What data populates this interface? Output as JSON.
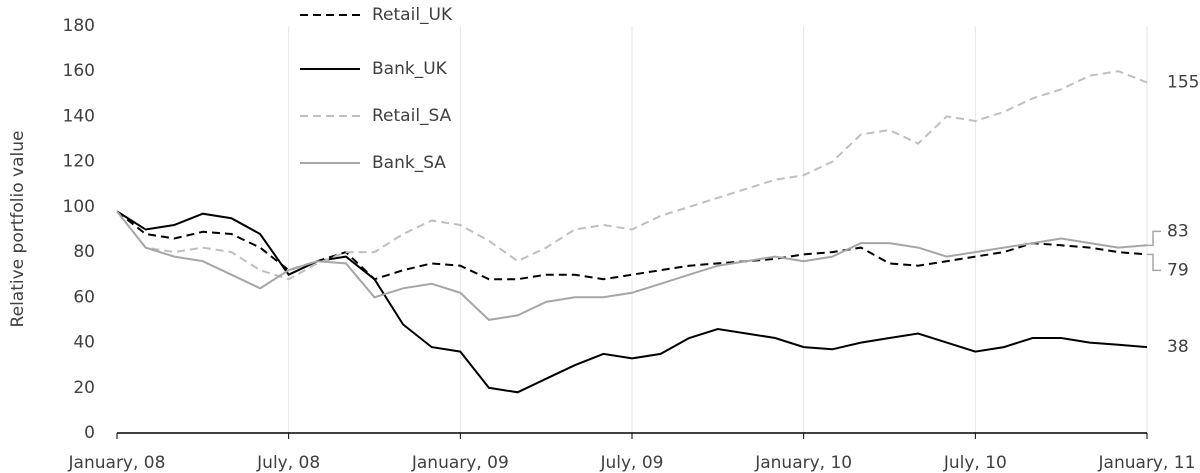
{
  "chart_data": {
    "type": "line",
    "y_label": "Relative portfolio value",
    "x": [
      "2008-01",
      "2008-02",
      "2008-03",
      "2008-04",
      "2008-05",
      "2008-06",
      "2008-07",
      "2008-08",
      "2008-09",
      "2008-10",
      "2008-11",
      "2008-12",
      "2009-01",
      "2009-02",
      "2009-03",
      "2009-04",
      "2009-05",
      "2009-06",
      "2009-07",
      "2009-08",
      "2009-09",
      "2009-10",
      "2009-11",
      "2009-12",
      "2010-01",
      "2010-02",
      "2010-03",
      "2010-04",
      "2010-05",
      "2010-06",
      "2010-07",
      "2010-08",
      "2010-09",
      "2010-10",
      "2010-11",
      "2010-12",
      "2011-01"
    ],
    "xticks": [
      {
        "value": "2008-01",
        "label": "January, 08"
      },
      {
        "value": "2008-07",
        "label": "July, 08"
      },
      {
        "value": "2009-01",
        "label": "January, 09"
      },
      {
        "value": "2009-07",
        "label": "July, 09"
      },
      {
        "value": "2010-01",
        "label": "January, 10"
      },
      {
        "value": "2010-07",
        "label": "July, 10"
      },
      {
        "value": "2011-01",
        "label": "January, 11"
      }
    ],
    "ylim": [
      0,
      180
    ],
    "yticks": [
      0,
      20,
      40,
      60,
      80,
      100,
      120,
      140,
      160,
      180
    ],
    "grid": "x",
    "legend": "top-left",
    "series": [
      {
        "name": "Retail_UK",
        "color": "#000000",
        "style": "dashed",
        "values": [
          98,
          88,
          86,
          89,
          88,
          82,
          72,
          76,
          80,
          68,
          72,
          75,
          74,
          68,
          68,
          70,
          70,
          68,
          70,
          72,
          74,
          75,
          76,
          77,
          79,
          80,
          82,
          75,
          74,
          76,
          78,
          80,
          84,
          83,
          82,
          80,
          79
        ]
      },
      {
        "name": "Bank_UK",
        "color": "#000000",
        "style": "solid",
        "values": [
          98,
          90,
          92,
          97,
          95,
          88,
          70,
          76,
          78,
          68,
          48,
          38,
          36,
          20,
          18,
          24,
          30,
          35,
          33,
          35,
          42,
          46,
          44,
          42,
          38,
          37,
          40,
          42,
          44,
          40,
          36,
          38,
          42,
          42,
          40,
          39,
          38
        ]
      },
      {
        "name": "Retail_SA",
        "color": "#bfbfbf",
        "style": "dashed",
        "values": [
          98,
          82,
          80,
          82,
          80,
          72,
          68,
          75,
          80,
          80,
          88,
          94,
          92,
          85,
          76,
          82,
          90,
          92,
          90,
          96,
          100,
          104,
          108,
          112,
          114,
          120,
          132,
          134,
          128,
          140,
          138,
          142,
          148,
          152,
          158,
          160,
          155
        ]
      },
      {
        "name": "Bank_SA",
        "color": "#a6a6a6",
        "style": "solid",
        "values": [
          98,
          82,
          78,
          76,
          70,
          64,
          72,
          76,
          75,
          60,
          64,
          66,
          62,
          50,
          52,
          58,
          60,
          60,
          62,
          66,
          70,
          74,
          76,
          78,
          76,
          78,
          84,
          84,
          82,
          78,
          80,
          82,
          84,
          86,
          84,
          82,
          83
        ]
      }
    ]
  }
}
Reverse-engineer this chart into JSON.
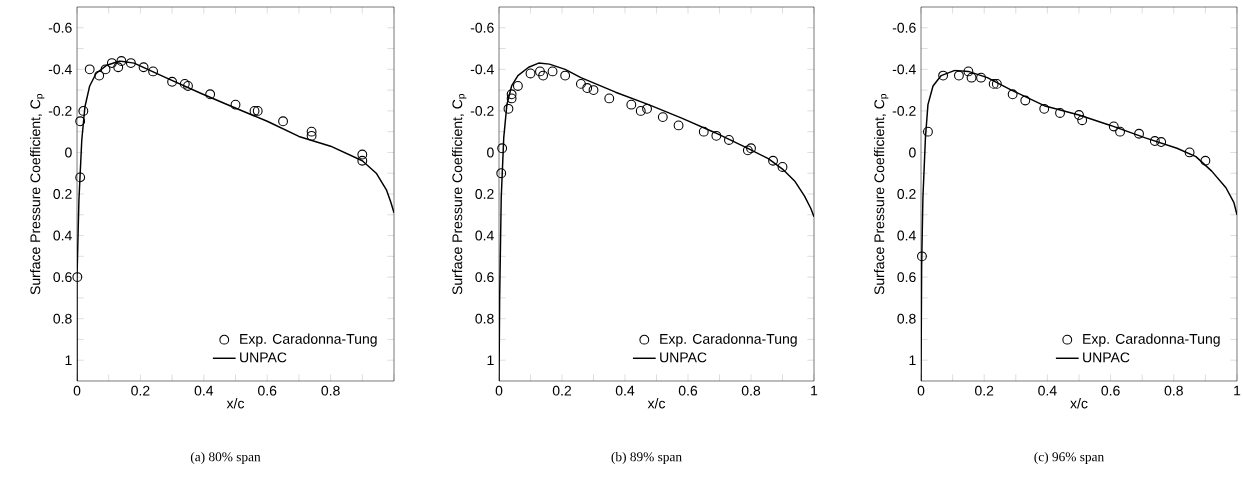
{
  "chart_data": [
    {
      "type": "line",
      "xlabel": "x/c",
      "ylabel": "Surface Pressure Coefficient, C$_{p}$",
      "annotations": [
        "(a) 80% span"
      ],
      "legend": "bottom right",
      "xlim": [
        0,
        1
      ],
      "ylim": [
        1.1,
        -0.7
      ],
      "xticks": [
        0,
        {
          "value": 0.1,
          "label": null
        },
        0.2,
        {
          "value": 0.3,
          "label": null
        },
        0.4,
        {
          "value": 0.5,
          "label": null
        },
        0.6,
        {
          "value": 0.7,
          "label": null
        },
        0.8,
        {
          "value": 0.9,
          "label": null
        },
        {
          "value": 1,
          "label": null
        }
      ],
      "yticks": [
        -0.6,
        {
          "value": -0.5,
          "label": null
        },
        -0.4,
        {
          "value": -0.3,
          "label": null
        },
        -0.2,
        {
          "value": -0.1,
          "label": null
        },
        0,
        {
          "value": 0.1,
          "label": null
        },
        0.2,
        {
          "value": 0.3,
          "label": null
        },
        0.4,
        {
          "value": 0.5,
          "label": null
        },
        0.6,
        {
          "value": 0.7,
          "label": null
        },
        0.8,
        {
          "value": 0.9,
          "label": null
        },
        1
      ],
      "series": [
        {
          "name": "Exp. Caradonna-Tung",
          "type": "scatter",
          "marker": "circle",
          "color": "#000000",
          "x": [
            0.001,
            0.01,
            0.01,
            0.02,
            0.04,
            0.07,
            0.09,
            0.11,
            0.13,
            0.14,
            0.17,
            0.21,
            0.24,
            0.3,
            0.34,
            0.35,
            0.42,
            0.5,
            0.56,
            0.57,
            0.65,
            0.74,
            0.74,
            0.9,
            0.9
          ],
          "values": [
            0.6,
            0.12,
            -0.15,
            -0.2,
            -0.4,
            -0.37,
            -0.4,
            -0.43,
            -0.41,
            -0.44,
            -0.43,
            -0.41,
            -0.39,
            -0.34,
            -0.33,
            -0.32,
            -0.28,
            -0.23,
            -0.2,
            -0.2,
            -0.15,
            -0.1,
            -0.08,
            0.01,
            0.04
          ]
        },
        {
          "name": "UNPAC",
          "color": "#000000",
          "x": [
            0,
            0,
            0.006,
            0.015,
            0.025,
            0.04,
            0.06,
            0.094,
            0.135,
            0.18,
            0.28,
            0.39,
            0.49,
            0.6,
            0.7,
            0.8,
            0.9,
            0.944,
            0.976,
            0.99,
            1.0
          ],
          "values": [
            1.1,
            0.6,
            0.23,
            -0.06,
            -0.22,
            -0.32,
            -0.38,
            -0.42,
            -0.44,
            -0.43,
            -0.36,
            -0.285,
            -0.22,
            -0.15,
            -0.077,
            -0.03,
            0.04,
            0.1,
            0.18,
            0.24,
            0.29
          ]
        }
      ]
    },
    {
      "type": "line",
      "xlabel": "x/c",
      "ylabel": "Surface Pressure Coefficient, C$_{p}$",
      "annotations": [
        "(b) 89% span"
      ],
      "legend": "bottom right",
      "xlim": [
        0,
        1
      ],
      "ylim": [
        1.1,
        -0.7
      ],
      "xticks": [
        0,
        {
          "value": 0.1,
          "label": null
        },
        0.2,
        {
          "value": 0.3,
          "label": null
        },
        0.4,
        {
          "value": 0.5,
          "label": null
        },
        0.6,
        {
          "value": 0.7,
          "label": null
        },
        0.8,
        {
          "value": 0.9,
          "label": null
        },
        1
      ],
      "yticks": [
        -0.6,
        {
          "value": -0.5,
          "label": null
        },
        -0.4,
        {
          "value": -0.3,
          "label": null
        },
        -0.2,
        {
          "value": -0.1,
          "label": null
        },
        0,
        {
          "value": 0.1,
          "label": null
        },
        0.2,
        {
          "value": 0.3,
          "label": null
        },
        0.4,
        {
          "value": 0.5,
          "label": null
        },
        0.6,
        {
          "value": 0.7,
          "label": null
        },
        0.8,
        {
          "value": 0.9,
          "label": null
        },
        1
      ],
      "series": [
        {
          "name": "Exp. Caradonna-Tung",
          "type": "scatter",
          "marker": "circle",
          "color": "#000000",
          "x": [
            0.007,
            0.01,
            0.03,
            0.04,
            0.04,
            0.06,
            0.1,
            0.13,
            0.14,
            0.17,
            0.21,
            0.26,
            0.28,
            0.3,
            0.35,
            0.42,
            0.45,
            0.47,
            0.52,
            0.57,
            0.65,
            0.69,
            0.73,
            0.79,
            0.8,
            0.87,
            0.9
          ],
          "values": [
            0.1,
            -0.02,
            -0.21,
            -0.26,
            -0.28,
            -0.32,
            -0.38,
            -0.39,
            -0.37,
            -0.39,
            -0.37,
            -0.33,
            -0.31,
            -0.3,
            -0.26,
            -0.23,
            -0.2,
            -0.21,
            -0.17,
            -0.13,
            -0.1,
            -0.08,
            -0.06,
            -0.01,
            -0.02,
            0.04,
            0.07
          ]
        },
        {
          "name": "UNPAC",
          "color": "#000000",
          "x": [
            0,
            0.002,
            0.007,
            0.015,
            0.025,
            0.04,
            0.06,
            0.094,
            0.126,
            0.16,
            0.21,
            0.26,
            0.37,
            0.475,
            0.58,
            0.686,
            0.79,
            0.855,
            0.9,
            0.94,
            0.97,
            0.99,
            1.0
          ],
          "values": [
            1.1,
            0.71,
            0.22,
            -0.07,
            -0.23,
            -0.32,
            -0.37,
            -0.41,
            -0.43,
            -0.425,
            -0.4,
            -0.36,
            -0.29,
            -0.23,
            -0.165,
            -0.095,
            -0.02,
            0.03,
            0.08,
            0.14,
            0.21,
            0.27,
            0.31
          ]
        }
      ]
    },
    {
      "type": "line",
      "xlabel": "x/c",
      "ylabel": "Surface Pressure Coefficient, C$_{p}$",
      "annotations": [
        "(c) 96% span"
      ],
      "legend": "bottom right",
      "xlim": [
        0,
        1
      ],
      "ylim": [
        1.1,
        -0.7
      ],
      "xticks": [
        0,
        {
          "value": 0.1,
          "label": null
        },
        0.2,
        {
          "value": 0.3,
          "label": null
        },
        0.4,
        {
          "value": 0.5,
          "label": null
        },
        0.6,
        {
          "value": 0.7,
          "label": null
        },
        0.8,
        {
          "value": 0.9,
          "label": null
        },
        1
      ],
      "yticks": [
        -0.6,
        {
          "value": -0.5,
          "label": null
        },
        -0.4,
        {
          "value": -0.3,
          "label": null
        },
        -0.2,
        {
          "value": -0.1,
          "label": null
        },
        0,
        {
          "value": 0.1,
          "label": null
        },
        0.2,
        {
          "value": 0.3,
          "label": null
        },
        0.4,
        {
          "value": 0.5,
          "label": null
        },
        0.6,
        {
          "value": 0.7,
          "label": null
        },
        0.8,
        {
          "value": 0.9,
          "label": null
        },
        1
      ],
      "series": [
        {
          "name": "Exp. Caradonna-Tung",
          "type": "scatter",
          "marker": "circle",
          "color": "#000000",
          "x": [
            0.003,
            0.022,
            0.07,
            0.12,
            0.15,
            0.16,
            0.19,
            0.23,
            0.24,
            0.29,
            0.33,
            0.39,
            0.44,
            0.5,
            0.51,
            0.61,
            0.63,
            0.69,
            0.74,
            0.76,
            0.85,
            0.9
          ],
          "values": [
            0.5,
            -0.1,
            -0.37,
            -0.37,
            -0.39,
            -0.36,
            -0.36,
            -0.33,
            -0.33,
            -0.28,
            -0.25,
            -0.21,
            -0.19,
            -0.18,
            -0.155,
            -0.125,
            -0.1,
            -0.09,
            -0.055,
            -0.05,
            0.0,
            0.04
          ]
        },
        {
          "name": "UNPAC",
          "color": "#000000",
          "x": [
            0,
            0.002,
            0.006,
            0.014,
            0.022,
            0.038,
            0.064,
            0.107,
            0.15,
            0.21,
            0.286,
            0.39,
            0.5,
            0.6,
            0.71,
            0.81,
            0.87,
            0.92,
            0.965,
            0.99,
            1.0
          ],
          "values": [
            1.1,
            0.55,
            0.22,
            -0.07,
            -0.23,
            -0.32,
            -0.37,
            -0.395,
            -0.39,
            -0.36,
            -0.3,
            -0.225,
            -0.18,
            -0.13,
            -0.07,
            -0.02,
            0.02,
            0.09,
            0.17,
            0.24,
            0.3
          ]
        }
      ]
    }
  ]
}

----

• THE EXERCISE: Filter the listing above for the string "this" and copy every matching line.

• FINAL ANSWER:
What data populates this interface? Output as JSON.
Reverse-engineer this chart into JSON.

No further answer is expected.